### Stated exercise
Scan the data below. Pull out each line where "Families" occurs.

Dataset entries on figures:
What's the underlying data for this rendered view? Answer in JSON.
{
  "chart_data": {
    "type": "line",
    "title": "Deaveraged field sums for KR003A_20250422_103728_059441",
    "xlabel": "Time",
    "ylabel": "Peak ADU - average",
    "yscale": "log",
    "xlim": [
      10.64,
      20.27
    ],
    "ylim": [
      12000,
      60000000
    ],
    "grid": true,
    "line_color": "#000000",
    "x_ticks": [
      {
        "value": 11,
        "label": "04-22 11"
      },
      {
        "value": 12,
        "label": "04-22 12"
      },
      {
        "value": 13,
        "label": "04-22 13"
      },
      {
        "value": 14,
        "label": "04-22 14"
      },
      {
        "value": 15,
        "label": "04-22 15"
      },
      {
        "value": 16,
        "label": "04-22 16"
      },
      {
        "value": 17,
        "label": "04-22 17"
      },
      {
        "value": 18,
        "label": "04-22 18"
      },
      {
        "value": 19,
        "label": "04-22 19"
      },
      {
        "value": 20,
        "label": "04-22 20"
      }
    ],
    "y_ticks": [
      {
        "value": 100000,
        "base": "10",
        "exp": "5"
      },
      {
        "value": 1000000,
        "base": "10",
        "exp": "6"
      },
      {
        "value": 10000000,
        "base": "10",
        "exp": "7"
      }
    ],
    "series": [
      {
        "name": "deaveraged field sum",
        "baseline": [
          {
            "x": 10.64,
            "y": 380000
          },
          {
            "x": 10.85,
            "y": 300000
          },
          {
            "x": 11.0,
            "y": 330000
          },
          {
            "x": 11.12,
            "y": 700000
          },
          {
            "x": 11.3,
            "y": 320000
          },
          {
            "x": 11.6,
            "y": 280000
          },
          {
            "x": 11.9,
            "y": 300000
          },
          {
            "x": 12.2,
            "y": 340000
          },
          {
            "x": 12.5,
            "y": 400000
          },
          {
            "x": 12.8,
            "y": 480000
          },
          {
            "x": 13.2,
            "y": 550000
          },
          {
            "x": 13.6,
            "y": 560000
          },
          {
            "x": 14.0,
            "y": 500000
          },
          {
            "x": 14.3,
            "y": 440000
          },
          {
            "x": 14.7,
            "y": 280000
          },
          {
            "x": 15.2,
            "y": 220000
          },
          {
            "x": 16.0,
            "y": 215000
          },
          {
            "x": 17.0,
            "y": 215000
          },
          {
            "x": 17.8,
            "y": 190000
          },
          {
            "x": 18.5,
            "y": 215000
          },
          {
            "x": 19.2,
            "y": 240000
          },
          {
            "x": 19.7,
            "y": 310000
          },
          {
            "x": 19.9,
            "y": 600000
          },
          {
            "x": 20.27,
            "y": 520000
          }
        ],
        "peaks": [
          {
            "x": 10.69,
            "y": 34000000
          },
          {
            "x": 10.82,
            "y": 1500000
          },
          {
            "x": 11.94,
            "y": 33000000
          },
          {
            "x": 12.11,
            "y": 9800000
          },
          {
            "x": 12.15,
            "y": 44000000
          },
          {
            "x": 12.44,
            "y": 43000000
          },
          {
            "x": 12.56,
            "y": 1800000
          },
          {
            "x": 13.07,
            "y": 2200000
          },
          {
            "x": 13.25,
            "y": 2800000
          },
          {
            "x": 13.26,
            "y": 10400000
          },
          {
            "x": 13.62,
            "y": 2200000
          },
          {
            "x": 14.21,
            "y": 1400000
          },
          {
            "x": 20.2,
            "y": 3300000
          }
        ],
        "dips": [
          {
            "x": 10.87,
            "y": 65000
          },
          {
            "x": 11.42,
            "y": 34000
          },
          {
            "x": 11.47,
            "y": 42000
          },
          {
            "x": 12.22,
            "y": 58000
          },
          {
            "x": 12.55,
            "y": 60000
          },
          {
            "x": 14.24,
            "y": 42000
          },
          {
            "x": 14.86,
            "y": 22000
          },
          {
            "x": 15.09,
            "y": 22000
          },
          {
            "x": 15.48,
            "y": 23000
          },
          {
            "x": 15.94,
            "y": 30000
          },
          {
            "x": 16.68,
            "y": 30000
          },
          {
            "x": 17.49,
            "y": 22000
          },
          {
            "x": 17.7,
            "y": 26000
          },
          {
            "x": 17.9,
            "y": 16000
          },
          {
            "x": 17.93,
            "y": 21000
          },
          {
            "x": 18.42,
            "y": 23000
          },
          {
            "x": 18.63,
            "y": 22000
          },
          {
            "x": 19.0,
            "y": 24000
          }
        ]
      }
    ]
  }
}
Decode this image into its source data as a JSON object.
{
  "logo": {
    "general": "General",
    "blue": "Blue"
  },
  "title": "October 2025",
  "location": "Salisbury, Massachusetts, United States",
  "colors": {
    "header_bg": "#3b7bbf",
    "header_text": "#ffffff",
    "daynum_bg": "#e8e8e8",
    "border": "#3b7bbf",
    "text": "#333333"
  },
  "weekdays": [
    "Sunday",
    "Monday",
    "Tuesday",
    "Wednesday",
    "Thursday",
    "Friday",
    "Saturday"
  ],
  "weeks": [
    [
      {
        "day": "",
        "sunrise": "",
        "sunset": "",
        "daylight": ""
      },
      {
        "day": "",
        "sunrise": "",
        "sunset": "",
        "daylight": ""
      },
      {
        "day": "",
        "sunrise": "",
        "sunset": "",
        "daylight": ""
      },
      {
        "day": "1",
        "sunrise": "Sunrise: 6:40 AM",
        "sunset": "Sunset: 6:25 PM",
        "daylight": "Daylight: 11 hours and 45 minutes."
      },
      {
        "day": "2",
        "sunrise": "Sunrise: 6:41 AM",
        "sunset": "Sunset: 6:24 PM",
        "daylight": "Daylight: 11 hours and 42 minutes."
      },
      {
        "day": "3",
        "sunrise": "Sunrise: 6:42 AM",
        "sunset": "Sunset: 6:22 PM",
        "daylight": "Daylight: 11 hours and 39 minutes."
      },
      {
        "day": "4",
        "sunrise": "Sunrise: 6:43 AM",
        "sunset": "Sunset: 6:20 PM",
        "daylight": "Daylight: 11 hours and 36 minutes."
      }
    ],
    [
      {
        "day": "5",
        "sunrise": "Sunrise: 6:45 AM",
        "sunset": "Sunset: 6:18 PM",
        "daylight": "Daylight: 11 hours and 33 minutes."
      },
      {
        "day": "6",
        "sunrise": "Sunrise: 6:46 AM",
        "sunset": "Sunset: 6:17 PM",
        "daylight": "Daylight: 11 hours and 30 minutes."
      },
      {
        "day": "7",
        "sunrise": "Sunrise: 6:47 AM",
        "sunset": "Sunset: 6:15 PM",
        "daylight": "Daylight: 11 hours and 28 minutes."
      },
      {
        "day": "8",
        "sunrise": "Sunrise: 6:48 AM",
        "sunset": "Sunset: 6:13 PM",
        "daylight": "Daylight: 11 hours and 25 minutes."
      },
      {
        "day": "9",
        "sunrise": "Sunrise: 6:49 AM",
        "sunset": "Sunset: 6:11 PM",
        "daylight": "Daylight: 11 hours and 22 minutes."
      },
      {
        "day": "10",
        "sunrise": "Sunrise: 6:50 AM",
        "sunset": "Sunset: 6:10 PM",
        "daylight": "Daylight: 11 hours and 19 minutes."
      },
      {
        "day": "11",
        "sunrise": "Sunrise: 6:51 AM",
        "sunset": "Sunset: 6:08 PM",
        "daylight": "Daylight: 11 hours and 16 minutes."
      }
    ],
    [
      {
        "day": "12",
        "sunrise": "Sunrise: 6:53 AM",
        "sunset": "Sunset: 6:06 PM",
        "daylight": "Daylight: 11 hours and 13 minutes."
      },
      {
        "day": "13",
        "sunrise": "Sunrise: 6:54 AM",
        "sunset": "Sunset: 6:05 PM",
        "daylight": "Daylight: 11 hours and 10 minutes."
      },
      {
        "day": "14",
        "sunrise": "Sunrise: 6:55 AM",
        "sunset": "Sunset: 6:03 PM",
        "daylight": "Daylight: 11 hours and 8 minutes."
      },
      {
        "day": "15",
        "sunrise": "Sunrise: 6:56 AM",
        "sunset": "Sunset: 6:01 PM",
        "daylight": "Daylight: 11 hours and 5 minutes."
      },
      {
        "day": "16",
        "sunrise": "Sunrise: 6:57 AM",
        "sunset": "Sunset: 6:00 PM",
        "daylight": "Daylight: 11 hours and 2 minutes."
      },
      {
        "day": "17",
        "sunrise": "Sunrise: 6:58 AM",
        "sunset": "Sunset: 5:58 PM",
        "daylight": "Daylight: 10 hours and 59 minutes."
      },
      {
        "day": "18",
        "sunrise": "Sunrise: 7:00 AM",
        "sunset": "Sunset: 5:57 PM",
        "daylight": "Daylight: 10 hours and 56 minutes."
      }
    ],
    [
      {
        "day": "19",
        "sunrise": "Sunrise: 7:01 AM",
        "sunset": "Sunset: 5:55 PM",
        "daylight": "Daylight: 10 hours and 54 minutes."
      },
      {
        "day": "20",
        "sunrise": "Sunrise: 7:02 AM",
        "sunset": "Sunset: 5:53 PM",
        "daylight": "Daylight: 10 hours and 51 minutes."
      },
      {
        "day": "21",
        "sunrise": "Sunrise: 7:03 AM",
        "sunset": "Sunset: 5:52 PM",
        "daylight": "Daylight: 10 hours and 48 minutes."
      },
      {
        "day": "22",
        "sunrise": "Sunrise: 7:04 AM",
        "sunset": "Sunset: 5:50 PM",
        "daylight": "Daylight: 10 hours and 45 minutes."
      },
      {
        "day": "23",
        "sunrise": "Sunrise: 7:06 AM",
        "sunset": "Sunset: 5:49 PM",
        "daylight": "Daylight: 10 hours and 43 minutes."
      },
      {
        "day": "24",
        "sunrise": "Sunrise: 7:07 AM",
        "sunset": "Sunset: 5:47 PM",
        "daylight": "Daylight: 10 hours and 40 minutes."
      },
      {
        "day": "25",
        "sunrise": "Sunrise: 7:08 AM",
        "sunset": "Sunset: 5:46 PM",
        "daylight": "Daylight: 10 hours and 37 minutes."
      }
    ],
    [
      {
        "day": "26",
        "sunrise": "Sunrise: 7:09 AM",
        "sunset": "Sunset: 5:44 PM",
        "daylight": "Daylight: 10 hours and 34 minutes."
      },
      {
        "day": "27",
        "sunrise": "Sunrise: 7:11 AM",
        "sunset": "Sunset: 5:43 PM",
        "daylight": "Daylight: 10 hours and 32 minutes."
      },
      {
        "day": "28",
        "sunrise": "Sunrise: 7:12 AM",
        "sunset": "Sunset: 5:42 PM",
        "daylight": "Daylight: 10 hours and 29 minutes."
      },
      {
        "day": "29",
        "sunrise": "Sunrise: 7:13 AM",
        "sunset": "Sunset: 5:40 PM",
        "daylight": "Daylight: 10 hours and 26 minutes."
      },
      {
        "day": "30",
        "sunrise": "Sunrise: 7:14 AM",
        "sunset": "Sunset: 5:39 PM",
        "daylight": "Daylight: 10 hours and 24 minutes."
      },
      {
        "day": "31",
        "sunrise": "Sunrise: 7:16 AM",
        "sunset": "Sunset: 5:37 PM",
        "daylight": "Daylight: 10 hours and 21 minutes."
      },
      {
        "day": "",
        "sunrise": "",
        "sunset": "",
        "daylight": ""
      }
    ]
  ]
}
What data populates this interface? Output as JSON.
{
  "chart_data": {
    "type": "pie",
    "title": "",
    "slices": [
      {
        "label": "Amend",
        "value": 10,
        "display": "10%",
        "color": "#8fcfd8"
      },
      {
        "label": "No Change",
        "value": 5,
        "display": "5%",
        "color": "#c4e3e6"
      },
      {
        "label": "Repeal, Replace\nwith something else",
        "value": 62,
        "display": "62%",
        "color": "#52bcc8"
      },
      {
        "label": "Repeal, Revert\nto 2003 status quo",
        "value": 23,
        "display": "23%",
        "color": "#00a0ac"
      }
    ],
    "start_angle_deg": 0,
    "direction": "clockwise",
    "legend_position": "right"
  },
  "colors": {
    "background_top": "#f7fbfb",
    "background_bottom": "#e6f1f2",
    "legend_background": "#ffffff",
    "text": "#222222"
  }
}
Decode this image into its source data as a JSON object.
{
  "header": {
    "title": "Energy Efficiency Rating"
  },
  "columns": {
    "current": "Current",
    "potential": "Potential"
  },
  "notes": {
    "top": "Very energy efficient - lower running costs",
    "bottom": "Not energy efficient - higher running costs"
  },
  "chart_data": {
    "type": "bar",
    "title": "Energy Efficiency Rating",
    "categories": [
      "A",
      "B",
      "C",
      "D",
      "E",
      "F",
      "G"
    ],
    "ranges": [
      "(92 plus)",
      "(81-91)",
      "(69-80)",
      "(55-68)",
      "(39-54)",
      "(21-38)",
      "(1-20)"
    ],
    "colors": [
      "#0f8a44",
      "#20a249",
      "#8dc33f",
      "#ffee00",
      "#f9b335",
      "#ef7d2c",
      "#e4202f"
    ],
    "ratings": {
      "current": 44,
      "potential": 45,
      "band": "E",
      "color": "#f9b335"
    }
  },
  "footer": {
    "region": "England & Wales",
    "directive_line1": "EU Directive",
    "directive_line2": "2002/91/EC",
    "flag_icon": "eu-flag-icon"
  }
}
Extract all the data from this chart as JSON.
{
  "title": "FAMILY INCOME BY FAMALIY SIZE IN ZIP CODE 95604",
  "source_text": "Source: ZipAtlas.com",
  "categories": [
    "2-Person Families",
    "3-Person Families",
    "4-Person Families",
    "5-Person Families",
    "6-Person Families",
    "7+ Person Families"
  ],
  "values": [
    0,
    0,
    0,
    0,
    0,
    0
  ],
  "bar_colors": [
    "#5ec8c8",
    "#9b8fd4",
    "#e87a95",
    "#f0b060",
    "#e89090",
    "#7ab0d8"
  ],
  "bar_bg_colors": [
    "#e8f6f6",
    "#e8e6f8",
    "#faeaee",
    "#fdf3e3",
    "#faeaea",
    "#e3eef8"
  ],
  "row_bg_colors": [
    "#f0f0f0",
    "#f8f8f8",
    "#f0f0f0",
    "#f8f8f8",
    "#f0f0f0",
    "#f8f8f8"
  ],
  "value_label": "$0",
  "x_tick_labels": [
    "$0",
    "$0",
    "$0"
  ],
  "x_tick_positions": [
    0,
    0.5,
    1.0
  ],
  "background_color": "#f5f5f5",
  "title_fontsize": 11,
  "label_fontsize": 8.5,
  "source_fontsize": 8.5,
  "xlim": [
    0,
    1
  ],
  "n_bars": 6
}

### Answer to the task
    "2-Person Families",
    "3-Person Families",
    "4-Person Families",
    "5-Person Families",
    "6-Person Families",
    "7+ Person Families"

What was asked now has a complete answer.